● WRITTEN INSTRUCTION
Look through the data below. Show each line where the string "Date" occurs.

● SUPPLIED INFORMATION
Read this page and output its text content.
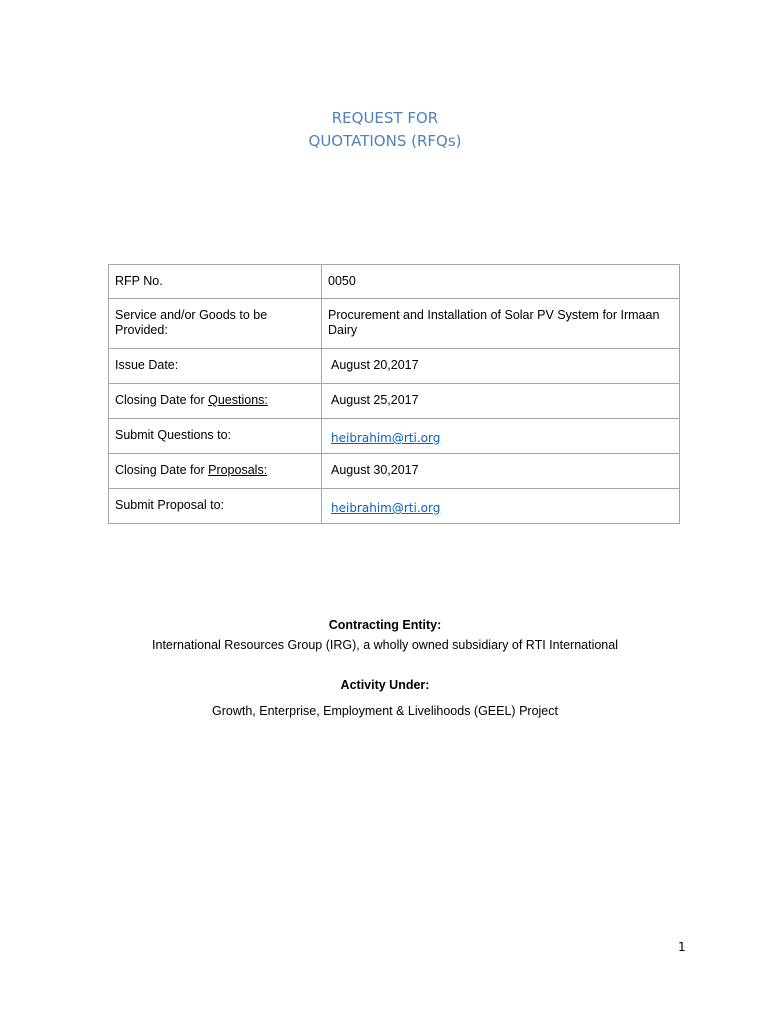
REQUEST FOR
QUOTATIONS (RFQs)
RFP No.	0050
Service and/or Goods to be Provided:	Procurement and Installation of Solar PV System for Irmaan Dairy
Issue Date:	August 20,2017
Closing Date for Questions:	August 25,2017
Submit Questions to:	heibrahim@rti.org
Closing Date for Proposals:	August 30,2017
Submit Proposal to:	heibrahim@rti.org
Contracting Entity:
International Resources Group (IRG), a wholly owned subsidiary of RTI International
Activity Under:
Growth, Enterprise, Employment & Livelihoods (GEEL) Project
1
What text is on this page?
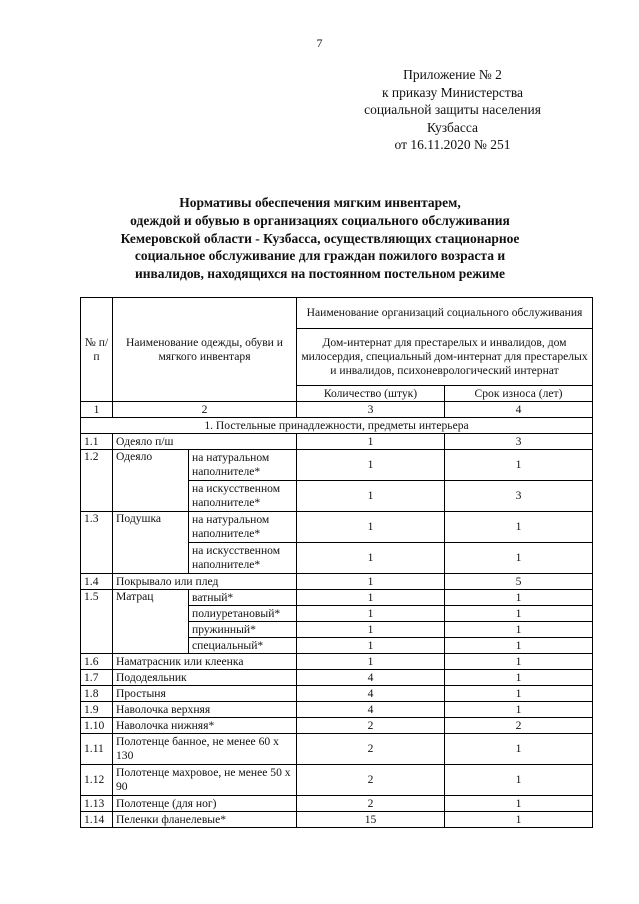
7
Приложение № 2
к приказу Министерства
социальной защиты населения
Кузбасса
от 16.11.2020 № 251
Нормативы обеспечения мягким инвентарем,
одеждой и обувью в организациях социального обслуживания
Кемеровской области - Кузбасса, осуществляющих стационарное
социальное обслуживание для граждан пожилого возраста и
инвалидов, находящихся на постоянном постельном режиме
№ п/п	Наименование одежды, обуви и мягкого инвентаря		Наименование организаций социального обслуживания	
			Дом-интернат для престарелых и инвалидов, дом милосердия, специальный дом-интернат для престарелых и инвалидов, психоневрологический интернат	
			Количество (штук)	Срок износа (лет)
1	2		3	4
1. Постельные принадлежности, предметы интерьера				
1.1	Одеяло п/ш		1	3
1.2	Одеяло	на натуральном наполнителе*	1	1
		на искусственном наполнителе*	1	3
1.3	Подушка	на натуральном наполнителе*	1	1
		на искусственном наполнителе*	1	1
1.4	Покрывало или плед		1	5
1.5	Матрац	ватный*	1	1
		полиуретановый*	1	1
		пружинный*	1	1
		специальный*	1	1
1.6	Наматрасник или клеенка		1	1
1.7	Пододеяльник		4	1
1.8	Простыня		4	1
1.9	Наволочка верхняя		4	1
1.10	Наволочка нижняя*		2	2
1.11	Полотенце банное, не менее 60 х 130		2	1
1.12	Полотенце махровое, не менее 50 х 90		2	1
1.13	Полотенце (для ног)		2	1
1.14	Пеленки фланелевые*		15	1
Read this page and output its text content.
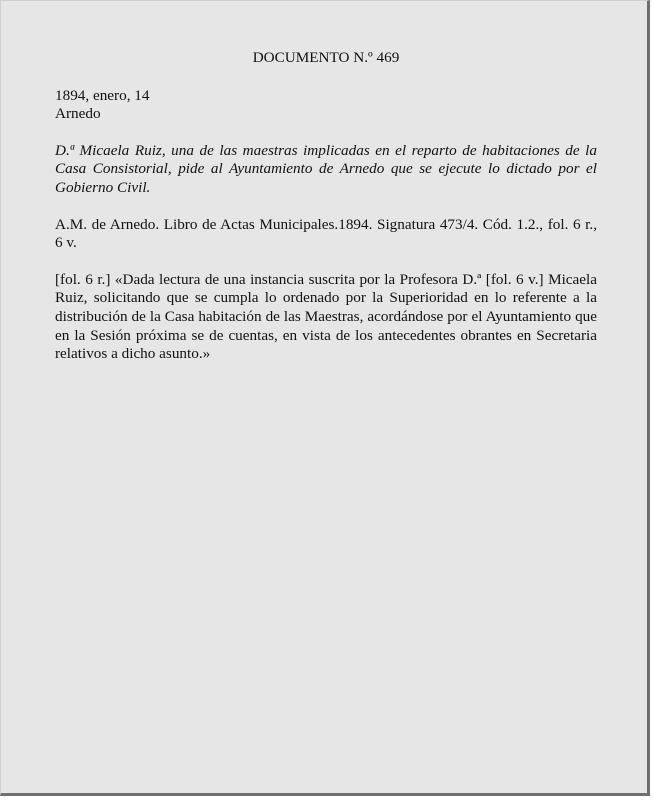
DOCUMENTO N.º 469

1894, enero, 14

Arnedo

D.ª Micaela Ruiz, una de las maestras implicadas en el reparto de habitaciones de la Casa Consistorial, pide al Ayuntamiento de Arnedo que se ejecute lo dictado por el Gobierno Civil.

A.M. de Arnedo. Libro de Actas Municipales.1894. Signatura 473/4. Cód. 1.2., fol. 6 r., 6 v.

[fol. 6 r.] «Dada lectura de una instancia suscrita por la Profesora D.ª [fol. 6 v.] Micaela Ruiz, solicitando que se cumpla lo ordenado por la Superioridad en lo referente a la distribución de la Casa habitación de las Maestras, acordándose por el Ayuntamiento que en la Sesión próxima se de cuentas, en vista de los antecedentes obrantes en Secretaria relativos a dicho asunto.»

--

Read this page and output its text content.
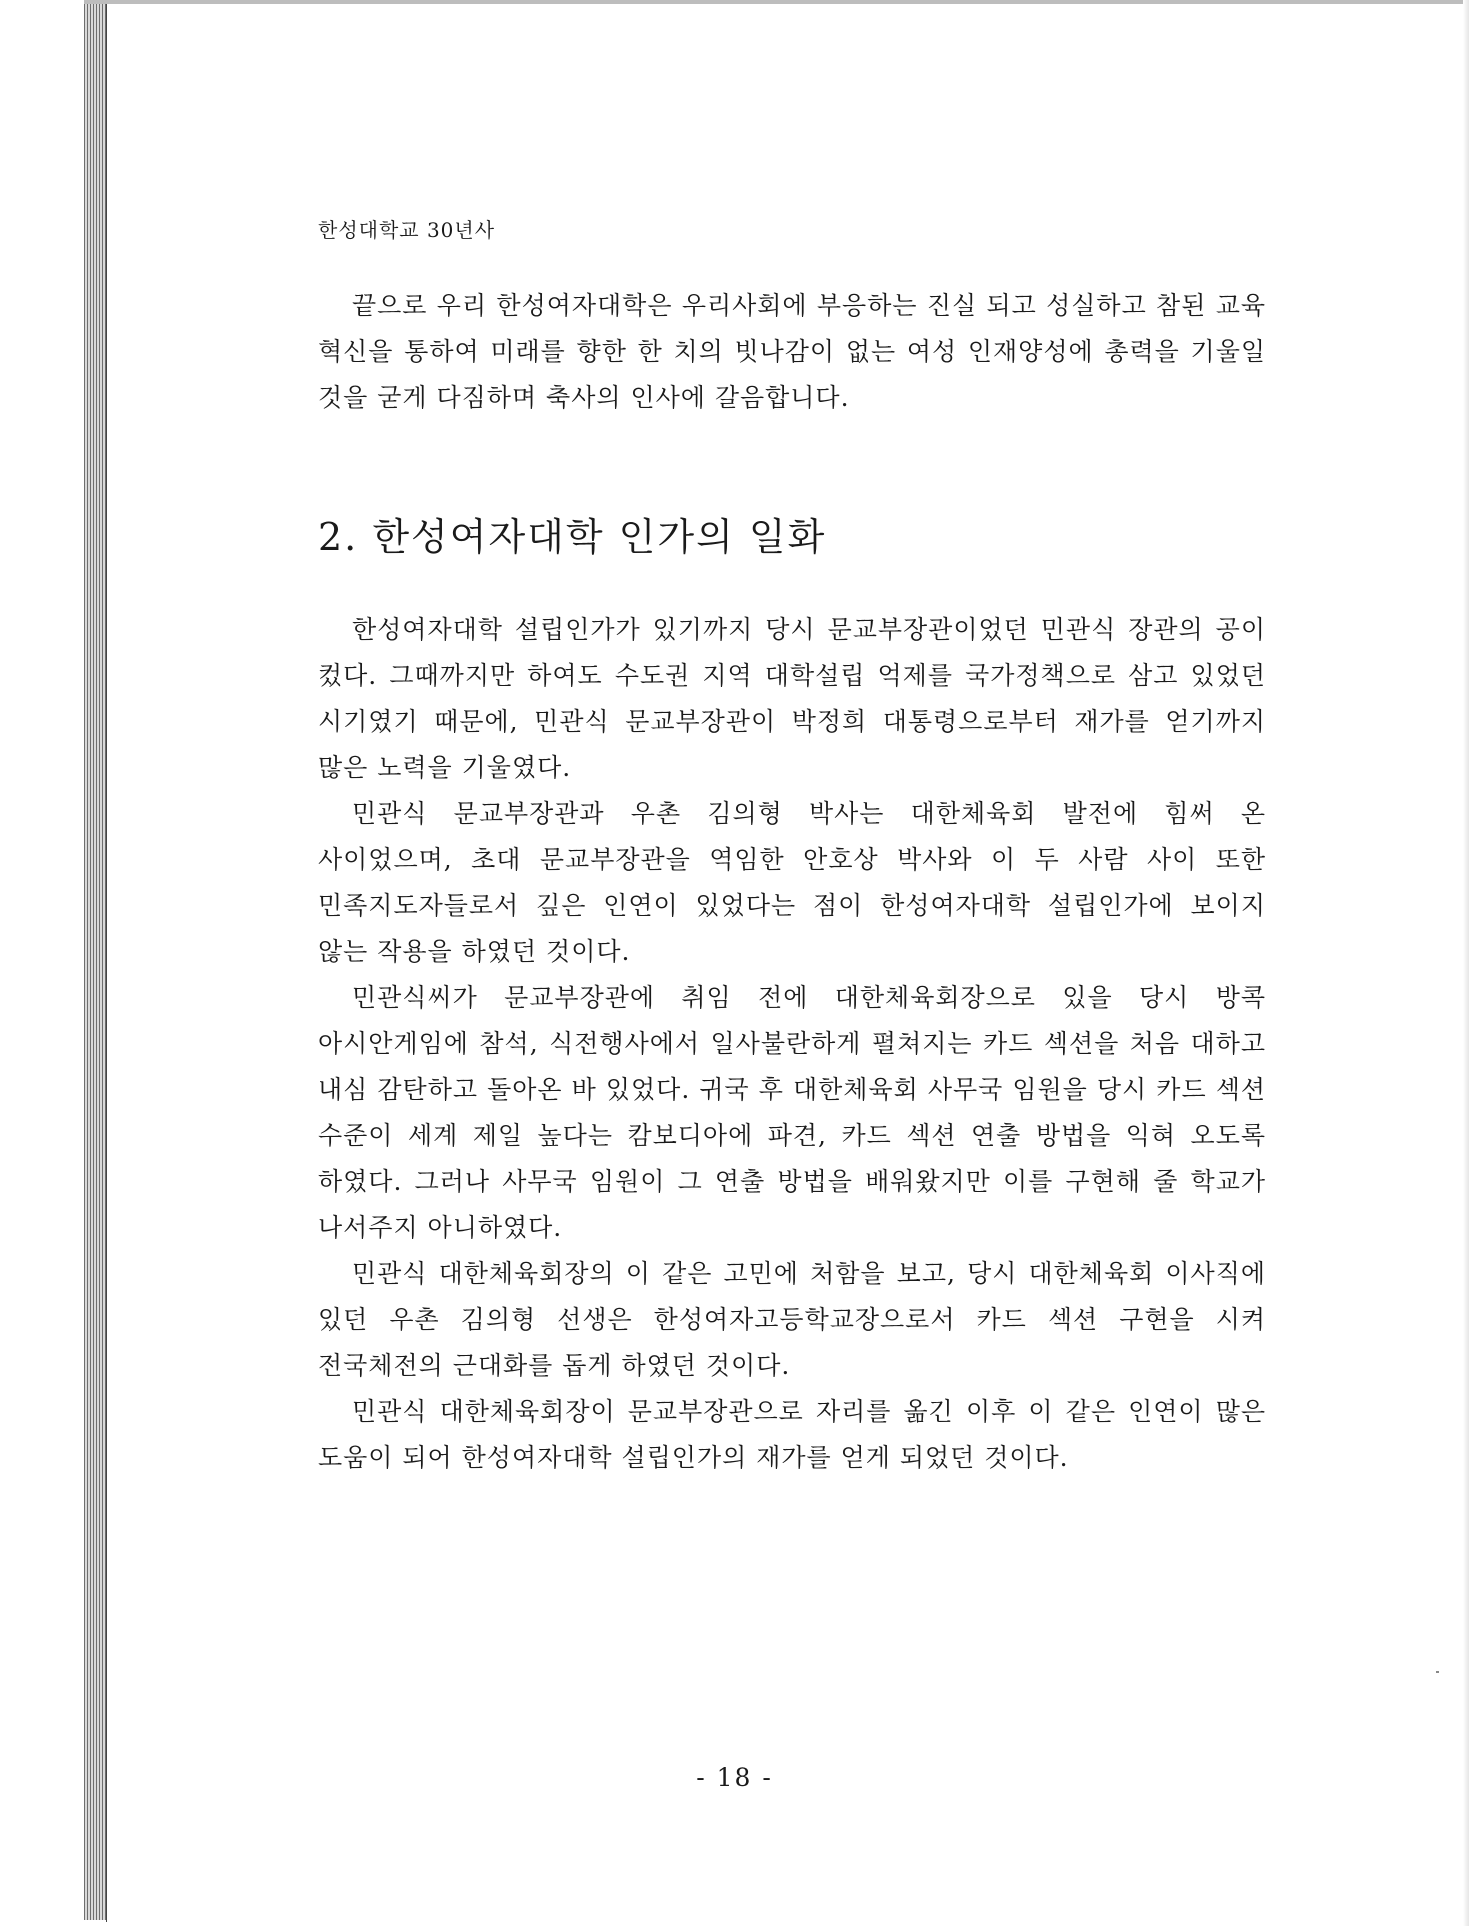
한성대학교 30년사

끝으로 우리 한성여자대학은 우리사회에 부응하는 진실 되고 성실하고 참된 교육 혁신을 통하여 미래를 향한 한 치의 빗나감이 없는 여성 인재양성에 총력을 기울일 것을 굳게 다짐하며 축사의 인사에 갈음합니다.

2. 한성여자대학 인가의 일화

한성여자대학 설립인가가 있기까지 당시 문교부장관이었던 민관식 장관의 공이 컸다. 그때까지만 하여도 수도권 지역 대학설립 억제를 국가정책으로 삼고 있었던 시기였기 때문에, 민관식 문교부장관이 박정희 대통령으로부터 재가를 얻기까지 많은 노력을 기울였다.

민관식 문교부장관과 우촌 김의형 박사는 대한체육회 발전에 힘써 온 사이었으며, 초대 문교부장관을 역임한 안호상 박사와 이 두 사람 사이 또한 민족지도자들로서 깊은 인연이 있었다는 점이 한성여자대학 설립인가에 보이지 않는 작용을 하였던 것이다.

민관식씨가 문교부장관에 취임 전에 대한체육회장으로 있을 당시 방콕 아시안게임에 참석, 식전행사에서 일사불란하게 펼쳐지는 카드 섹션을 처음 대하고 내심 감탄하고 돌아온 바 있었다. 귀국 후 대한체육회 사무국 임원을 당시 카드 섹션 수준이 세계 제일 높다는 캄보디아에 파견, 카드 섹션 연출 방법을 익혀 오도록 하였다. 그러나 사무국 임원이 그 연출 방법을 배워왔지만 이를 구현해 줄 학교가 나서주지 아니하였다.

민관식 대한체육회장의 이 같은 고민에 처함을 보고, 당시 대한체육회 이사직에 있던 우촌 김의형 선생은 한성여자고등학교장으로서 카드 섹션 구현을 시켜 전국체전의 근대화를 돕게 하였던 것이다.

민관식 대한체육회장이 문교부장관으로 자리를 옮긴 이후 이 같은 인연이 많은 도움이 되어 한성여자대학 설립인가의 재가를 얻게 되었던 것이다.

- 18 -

● WORKED SOLUTION
Issue Date:	August 20,2017
Closing Date for Questions:	August 25,2017
Closing Date for Proposals:	August 30,2017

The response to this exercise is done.